**Set exercise:** Please repeat all of the lines that follow, exactly as written.

Data entries:
-- START --
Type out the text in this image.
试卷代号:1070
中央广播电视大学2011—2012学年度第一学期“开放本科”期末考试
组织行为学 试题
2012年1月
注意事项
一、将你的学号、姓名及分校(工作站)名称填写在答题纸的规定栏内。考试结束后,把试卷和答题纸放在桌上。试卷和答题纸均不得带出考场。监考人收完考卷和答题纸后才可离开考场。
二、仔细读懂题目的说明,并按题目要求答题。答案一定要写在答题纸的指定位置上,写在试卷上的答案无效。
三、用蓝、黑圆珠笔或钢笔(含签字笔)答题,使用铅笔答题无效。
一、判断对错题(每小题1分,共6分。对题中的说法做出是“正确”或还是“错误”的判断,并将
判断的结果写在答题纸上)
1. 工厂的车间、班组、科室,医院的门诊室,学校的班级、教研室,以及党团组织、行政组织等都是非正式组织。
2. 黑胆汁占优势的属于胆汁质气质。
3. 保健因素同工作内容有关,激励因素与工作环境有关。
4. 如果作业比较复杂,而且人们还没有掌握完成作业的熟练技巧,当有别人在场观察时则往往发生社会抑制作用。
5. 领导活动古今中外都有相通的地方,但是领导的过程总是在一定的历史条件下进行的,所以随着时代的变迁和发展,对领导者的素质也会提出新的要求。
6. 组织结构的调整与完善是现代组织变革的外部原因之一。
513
-- END --
**Complete response:**
Type out the text in this image.
试卷代号:1070
中央广播电视大学2011—2012学年度第一学期“开放本科”期末考试
组织行为学 试题
2012年1月
注意事项
一、将你的学号、姓名及分校(工作站)名称填写在答题纸的规定栏内。考试结束后,把试卷和答题纸放在桌上。试卷和答题纸均不得带出考场。监考人收完考卷和答题纸后才可离开考场。
二、仔细读懂题目的说明,并按题目要求答题。答案一定要写在答题纸的指定位置上,写在试卷上的答案无效。
三、用蓝、黑圆珠笔或钢笔(含签字笔)答题,使用铅笔答题无效。
一、判断对错题(每小题1分,共6分。对题中的说法做出是“正确”或还是“错误”的判断,并将
判断的结果写在答题纸上)
1. 工厂的车间、班组、科室,医院的门诊室,学校的班级、教研室,以及党团组织、行政组织等都是非正式组织。
2. 黑胆汁占优势的属于胆汁质气质。
3. 保健因素同工作内容有关,激励因素与工作环境有关。
4. 如果作业比较复杂,而且人们还没有掌握完成作业的熟练技巧,当有别人在场观察时则往往发生社会抑制作用。
5. 领导活动古今中外都有相通的地方,但是领导的过程总是在一定的历史条件下进行的,所以随着时代的变迁和发展,对领导者的素质也会提出新的要求。
6. 组织结构的调整与完善是现代组织变革的外部原因之一。
513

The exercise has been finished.